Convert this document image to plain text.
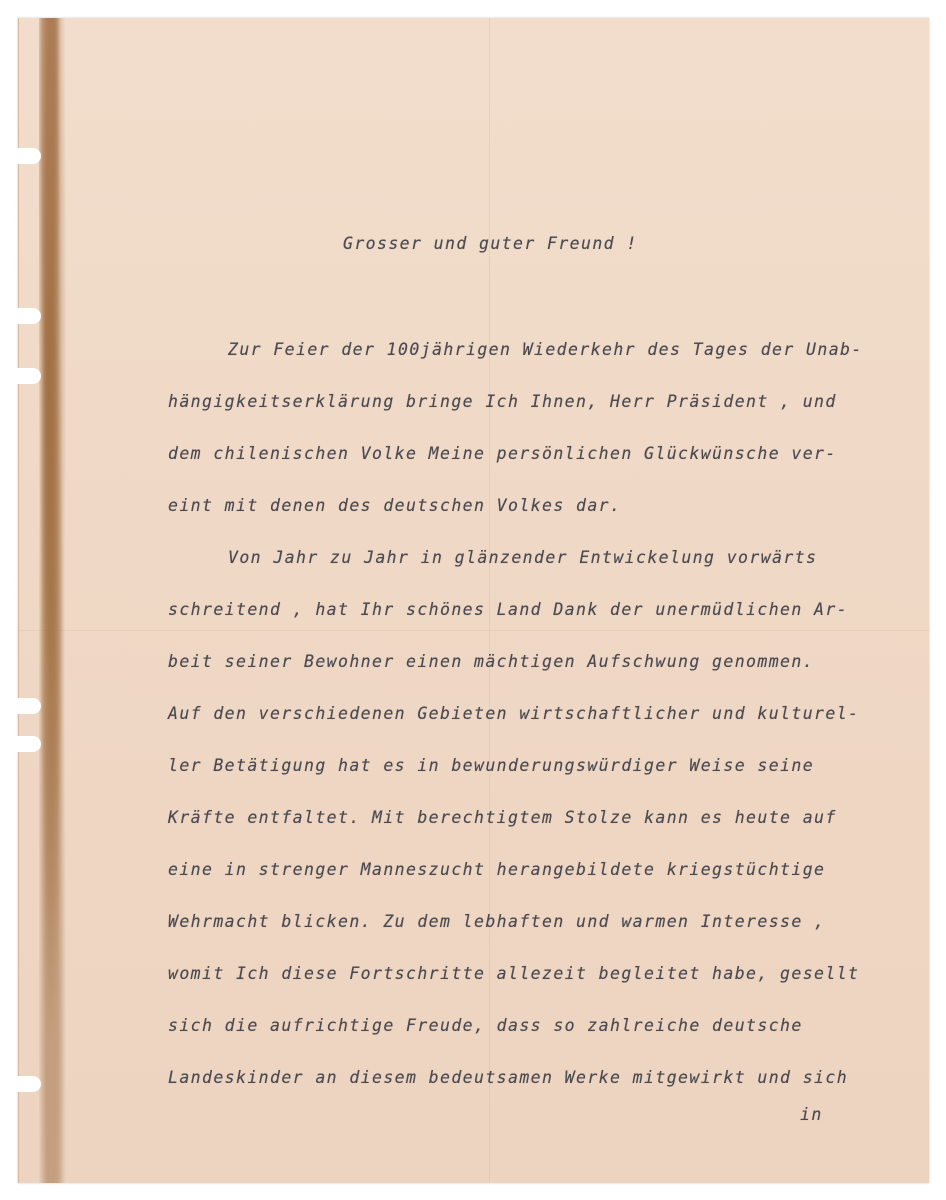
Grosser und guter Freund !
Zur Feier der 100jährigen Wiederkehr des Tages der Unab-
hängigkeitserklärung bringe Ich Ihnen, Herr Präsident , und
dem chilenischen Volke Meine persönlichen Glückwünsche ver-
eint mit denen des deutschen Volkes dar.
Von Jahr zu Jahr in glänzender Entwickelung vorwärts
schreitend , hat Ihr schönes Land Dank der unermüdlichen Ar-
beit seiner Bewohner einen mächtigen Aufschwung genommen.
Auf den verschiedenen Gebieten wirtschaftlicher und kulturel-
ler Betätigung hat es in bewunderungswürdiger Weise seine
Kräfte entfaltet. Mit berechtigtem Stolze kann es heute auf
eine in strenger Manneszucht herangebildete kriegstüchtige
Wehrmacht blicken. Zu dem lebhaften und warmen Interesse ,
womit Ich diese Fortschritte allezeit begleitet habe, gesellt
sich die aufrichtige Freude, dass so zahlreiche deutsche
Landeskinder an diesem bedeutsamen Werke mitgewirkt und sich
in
...
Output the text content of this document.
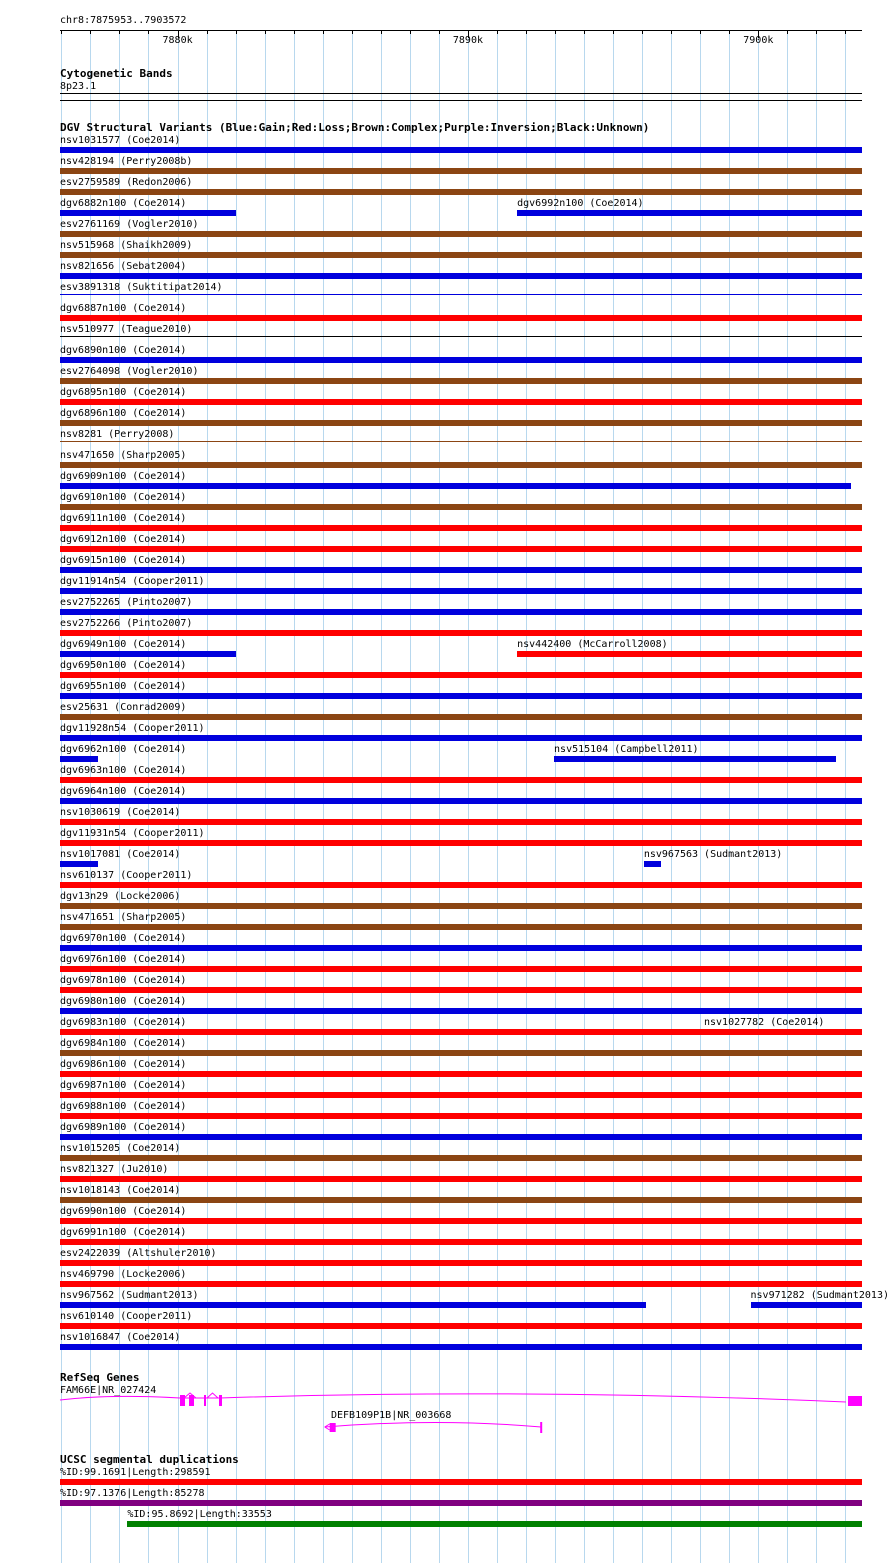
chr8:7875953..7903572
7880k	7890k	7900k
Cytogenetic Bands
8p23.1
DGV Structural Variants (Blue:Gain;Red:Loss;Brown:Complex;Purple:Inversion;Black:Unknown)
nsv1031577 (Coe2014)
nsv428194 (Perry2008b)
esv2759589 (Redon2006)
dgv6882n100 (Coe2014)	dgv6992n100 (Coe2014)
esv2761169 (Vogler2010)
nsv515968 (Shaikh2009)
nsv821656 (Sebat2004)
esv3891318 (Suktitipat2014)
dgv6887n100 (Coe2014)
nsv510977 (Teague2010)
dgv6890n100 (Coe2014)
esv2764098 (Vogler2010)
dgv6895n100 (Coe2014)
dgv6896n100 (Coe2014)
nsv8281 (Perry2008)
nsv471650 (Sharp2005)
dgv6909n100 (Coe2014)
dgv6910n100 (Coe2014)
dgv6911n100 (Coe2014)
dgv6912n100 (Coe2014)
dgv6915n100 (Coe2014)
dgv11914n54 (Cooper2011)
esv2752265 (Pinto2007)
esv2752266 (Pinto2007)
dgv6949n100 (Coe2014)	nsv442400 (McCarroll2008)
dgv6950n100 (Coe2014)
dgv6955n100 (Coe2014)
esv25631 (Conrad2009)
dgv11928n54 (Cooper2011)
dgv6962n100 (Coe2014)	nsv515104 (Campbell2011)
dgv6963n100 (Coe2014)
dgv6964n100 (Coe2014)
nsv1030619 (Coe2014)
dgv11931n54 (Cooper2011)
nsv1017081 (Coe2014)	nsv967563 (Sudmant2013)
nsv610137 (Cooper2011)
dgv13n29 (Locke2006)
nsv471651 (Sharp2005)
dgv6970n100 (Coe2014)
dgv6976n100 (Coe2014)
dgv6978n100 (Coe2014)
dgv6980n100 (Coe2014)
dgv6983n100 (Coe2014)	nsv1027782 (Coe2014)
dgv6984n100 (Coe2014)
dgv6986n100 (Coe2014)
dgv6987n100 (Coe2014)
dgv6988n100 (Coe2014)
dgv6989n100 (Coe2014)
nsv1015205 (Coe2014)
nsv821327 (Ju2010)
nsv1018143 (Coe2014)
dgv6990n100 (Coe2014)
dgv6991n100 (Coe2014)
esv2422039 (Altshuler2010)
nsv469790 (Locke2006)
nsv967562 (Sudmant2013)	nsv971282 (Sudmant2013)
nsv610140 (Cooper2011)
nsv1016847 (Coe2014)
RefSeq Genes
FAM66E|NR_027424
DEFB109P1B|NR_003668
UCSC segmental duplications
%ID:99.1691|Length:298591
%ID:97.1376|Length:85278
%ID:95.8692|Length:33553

About this exercise:
Your output must be one number: how many lines of the listing include "document".

Task answer:
2